[Collected data]
..............................
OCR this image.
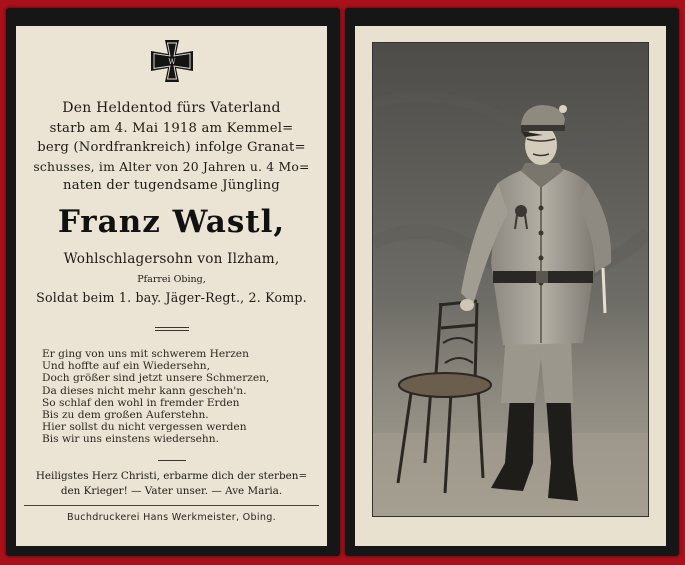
W
Den Heldentod fürs Vaterland
starb am 4. Mai 1918 am Kemmel=
berg (Nordfrankreich) infolge Granat=
schusses, im Alter von 20 Jahren u. 4 Mo=
naten der tugendsame Jüngling
Franz Wastl,
Wohlschlagersohn von Ilzham,
Pfarrei Obing,
Soldat beim 1. bay. Jäger-Regt., 2. Komp.
Er ging von uns mit schwerem Herzen
Und hoffte auf ein Wiedersehn,
Doch größer sind jetzt unsere Schmerzen,
Da dieses nicht mehr kann gescheh'n.
So schlaf den wohl in fremder Erden
Bis zu dem großen Auferstehn.
Hier sollst du nicht vergessen werden
Bis wir uns einstens wiedersehn.
Heiligstes Herz Christi, erbarme dich der sterben=
den Krieger! — Vater unser. — Ave Maria.
Buchdruckerei Hans Werkmeister, Obing.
..............................
[Job]:
Take every line from the data above that holds "Obing" and copy it out.

[Result]:
Pfarrei Obing,
Buchdruckerei Hans Werkmeister, Obing.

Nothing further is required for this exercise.